§ THE INPUT

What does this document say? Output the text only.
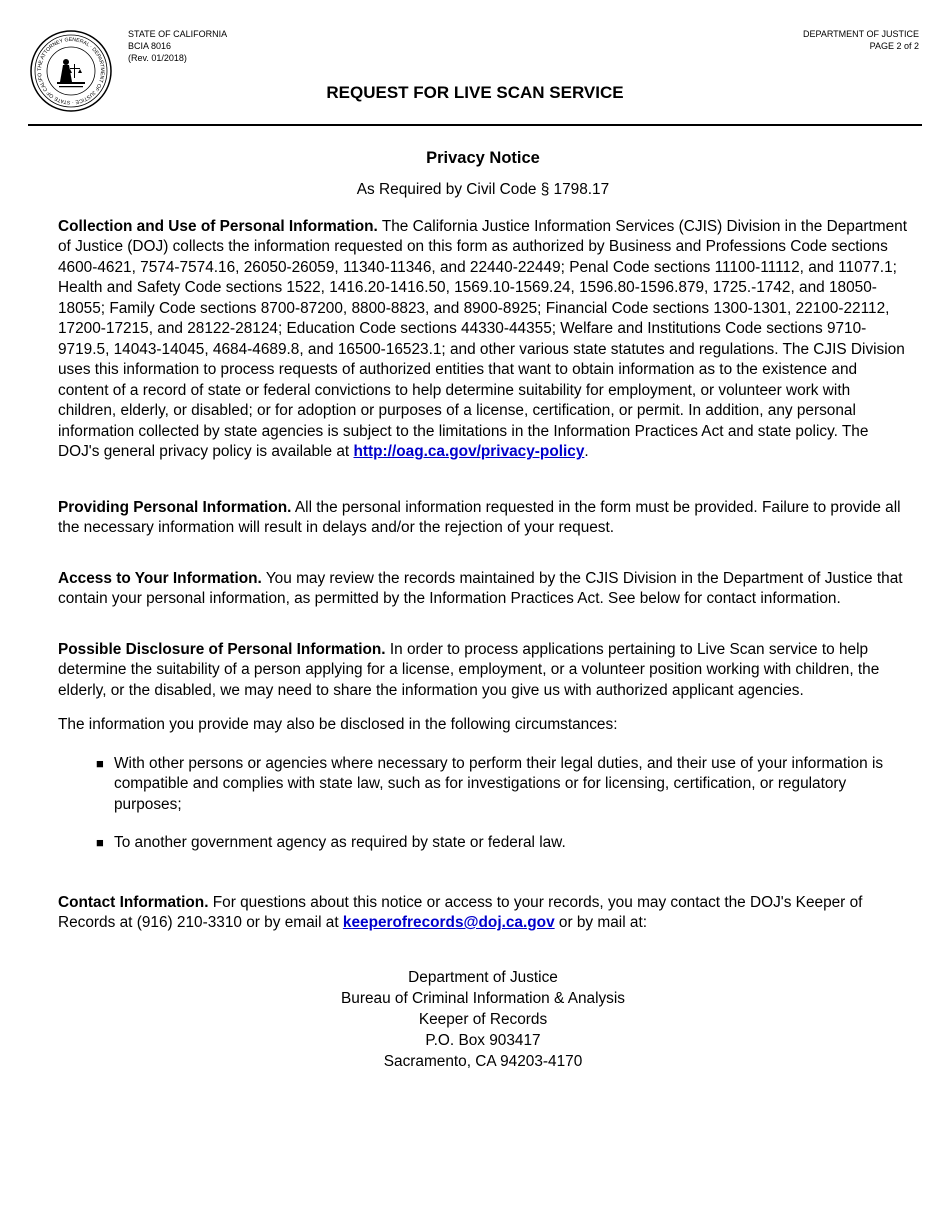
THE ATTORNEY GENERAL · DEPARTMENT OF JUSTICE · STATE OF CALIFO
STATE OF CALIFORNIA
BCIA 8016
(Rev. 01/2018)
DEPARTMENT OF JUSTICE
PAGE 2 of 2
REQUEST FOR LIVE SCAN SERVICE

Privacy Notice

As Required by Civil Code § 1798.17

Collection and Use of Personal Information. The California Justice Information Services (CJIS) Division in the Department of Justice (DOJ) collects the information requested on this form as authorized by Business and Professions Code sections 4600-4621, 7574-7574.16, 26050-26059, 11340-11346, and 22440-22449; Penal Code sections 11100-11112, and 11077.1; Health and Safety Code sections 1522, 1416.20-1416.50, 1569.10-1569.24, 1596.80-1596.879, 1725.-1742, and 18050-18055; Family Code sections 8700-87200, 8800-8823, and 8900-8925; Financial Code sections 1300-1301, 22100-22112, 17200-17215, and 28122-28124; Education Code sections 44330-44355; Welfare and Institutions Code sections 9710-9719.5, 14043-14045, 4684-4689.8, and 16500-16523.1; and other various state statutes and regulations. The CJIS Division uses this information to process requests of authorized entities that want to obtain information as to the existence and content of a record of state or federal convictions to help determine suitability for employment, or volunteer work with children, elderly, or disabled; or for adoption or purposes of a license, certification, or permit. In addition, any personal information collected by state agencies is subject to the limitations in the Information Practices Act and state policy. The DOJ's general privacy policy is available at http://oag.ca.gov/privacy-policy.

Providing Personal Information. All the personal information requested in the form must be provided. Failure to provide all the necessary information will result in delays and/or the rejection of your request.

Access to Your Information. You may review the records maintained by the CJIS Division in the Department of Justice that contain your personal information, as permitted by the Information Practices Act. See below for contact information.

Possible Disclosure of Personal Information. In order to process applications pertaining to Live Scan service to help determine the suitability of a person applying for a license, employment, or a volunteer position working with children, the elderly, or the disabled, we may need to share the information you give us with authorized applicant agencies.

The information you provide may also be disclosed in the following circumstances:

■ With other persons or agencies where necessary to perform their legal duties, and their use of your information is compatible and complies with state law, such as for investigations or for licensing, certification, or regulatory purposes;
■ To another government agency as required by state or federal law.

Contact Information. For questions about this notice or access to your records, you may contact the DOJ's Keeper of Records at (916) 210-3310 or by email at keeperofrecords@doj.ca.gov or by mail at:

Department of Justice
Bureau of Criminal Information & Analysis
Keeper of Records
P.O. Box 903417
Sacramento, CA 94203-4170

§ EXERCISE
Show every line in the entries where the string "necessary" occurs.

§ THE REPLY
Providing Personal Information. All the personal information requested in the form must be provided. Failure to provide all the necessary information will result in delays and/or the rejection of your request.
■ With other persons or agencies where necessary to perform their legal duties, and their use of your information is compatible and complies with state law, such as for investigations or for licensing, certification, or regulatory purposes;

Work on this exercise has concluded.